[start RECORDS SUPPLIED]

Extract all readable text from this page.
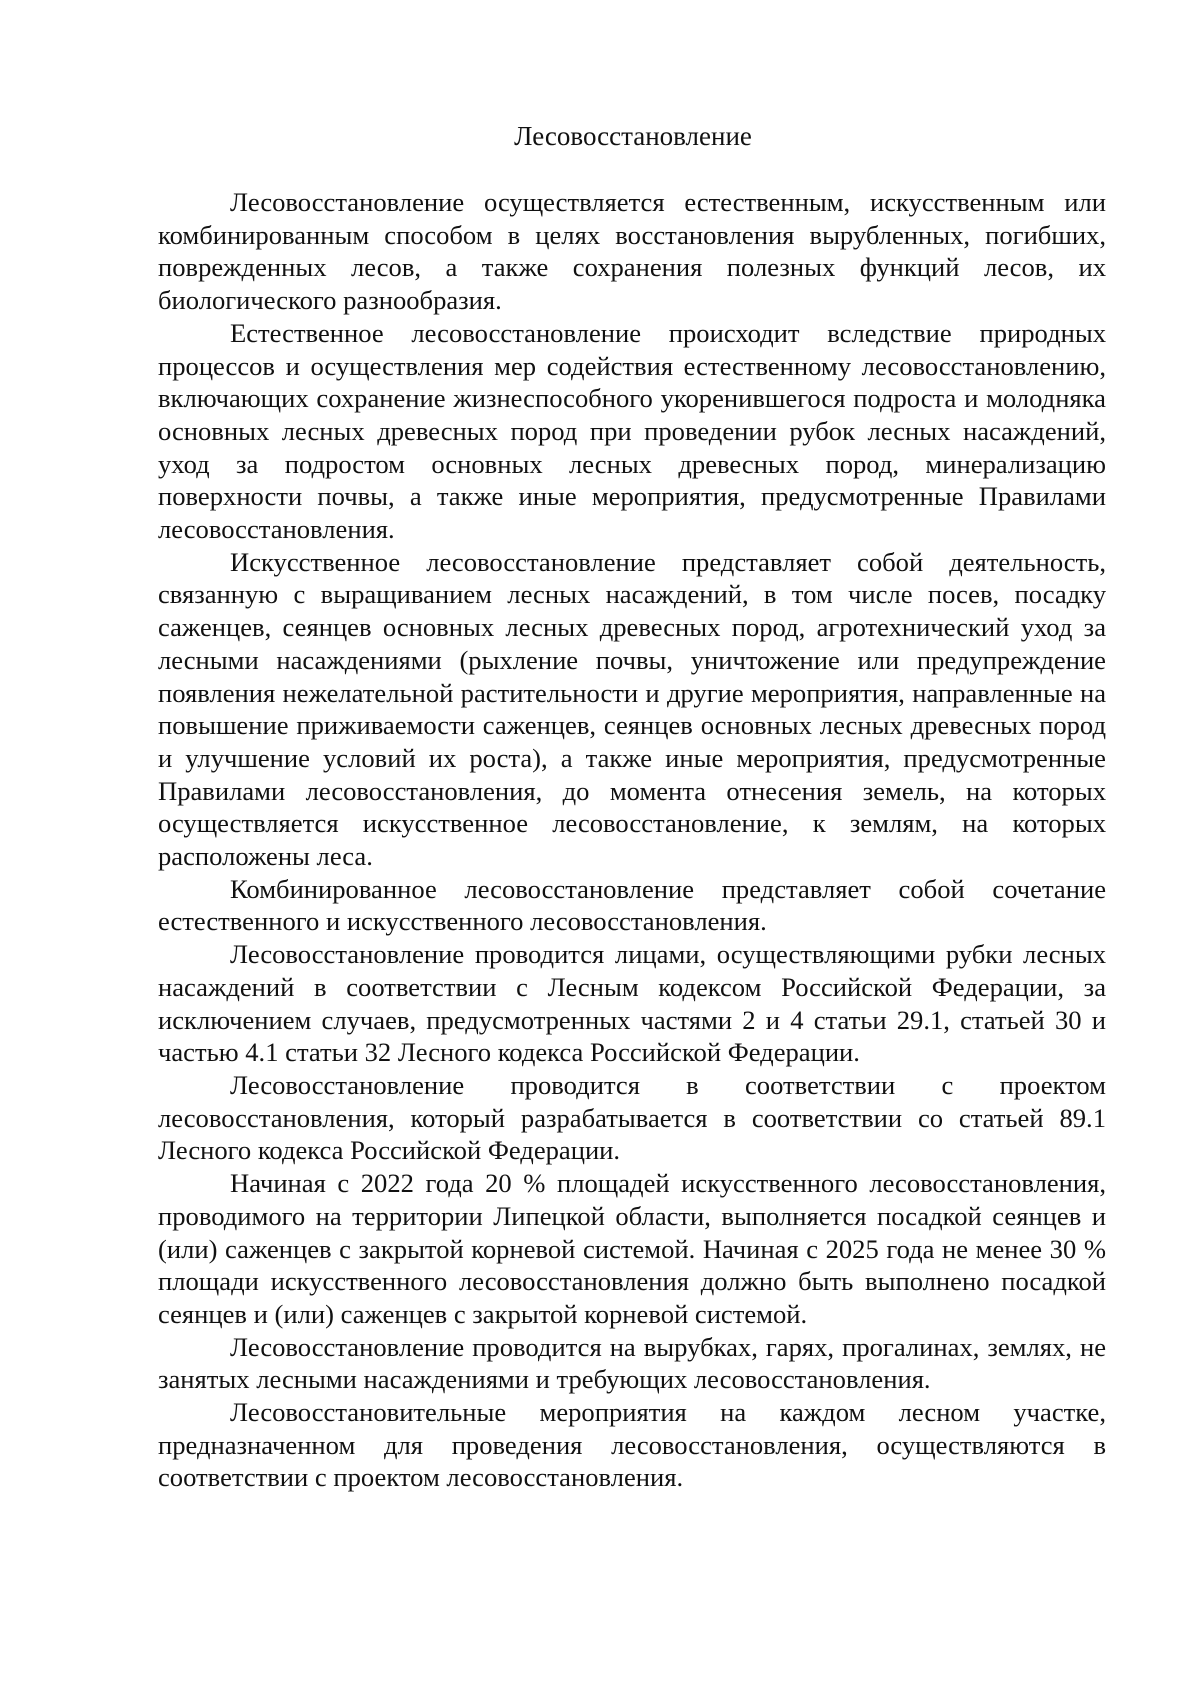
Лесовосстановление

Лесовосстановление осуществляется естественным, искусственным или комбинированным способом в целях восстановления вырубленных, погибших, поврежденных лесов, а также сохранения полезных функций лесов, их биологического разнообразия.

Естественное лесовосстановление происходит вследствие природных процессов и осуществления мер содействия естественному лесовосстановлению, включающих сохранение жизнеспособного укоренившегося подроста и молодняка основных лесных древесных пород при проведении рубок лесных насаждений, уход за подростом основных лесных древесных пород, минерализацию поверхности почвы, а также иные мероприятия, предусмотренные Правилами лесовосстановления.

Искусственное лесовосстановление представляет собой деятельность, связанную с выращиванием лесных насаждений, в том числе посев, посадку саженцев, сеянцев основных лесных древесных пород, агротехнический уход за лесными насаждениями (рыхление почвы, уничтожение или предупреждение появления нежелательной растительности и другие мероприятия, направленные на повышение приживаемости саженцев, сеянцев основных лесных древесных пород и улучшение условий их роста), а также иные мероприятия, предусмотренные Правилами лесовосстановления, до момента отнесения земель, на которых осуществляется искусственное лесовосстановление, к землям, на которых расположены леса.

Комбинированное лесовосстановление представляет собой сочетание естественного и искусственного лесовосстановления.

Лесовосстановление проводится лицами, осуществляющими рубки лесных насаждений в соответствии с Лесным кодексом Российской Федерации, за исключением случаев, предусмотренных частями 2 и 4 статьи 29.1, статьей 30 и частью 4.1 статьи 32 Лесного кодекса Российской Федерации.

Лесовосстановление проводится в соответствии с проектом лесовосстановления, который разрабатывается в соответствии со статьей 89.1 Лесного кодекса Российской Федерации.

Начиная с 2022 года 20 % площадей искусственного лесовосстановления, проводимого на территории Липецкой области, выполняется посадкой сеянцев и (или) саженцев с закрытой корневой системой. Начиная с 2025 года не менее 30 % площади искусственного лесовосстановления должно быть выполнено посадкой сеянцев и (или) саженцев с закрытой корневой системой.

Лесовосстановление проводится на вырубках, гарях, прогалинах, землях, не занятых лесными насаждениями и требующих лесовосстановления.

Лесовосстановительные мероприятия на каждом лесном участке, предназначенном для проведения лесовосстановления, осуществляются в соответствии с проектом лесовосстановления.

[end RECORDS SUPPLIED]

YOUR TASK - Pick out the lines containing the word "проектом" and show them.

RESULT -
Лесовосстановление проводится в соответствии с проектом лесовосстановления, который разрабатывается в соответствии со статьей 89.1 Лесного кодекса Российской Федерации.
Лесовосстановительные мероприятия на каждом лесном участке, предназначенном для проведения лесовосстановления, осуществляются в соответствии с проектом лесовосстановления.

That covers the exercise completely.